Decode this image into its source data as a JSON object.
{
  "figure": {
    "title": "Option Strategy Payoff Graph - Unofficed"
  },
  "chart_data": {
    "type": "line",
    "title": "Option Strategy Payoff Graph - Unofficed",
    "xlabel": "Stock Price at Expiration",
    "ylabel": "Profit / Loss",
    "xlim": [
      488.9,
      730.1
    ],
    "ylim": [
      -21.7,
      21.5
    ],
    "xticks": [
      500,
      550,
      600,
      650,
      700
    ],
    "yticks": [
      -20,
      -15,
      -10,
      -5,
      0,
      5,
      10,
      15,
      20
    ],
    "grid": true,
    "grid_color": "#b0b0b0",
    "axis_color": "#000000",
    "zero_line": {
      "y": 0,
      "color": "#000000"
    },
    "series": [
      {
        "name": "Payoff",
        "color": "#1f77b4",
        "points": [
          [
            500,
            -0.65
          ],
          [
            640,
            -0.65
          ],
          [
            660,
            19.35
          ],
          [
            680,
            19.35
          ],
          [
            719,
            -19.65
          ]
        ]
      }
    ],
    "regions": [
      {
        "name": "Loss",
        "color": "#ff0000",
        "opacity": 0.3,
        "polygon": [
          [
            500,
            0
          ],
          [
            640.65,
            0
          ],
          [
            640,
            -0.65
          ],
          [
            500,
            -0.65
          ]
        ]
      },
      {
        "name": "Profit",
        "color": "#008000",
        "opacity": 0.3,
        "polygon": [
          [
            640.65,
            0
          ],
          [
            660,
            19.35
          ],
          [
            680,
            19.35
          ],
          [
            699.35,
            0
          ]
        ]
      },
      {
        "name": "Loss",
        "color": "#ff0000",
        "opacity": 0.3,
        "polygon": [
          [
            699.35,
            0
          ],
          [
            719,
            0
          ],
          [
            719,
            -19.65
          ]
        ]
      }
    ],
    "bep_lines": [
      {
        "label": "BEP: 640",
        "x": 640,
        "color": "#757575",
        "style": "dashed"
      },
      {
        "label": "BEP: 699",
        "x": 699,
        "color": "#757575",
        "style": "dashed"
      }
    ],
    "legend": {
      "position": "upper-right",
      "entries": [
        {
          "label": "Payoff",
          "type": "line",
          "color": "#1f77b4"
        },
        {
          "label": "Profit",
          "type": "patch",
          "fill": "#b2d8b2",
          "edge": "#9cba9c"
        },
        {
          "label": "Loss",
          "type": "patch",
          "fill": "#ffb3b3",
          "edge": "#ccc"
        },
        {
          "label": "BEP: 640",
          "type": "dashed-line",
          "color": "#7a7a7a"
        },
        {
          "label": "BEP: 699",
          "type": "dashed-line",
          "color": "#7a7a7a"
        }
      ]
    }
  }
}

---

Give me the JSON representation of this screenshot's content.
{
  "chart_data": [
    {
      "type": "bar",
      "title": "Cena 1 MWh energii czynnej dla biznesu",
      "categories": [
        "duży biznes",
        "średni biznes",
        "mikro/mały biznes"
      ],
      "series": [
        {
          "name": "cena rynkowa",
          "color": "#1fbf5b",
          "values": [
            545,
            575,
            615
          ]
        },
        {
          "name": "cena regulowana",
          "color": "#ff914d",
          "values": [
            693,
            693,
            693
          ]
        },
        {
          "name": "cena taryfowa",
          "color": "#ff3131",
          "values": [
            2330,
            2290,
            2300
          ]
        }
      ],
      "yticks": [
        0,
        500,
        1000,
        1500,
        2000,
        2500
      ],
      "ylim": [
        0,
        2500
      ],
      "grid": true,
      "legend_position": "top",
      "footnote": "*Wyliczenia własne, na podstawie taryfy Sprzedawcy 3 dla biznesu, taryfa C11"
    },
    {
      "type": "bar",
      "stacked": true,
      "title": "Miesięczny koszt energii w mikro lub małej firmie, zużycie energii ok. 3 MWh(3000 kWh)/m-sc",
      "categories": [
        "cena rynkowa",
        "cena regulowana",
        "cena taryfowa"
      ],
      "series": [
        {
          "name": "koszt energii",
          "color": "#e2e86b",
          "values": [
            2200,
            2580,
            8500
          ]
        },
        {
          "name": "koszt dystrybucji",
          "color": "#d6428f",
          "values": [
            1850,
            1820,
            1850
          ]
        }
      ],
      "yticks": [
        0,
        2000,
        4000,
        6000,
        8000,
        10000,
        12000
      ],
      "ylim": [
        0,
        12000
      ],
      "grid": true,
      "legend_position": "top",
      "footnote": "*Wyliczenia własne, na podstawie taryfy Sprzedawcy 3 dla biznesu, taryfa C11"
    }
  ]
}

**THE PROBLEM:**
Copy each line of the data above that holds "true".

**OUTPUT OF THE EXERCISE:**
    "grid": true,
      "grid": true,
      "stacked": true,
      "grid": true,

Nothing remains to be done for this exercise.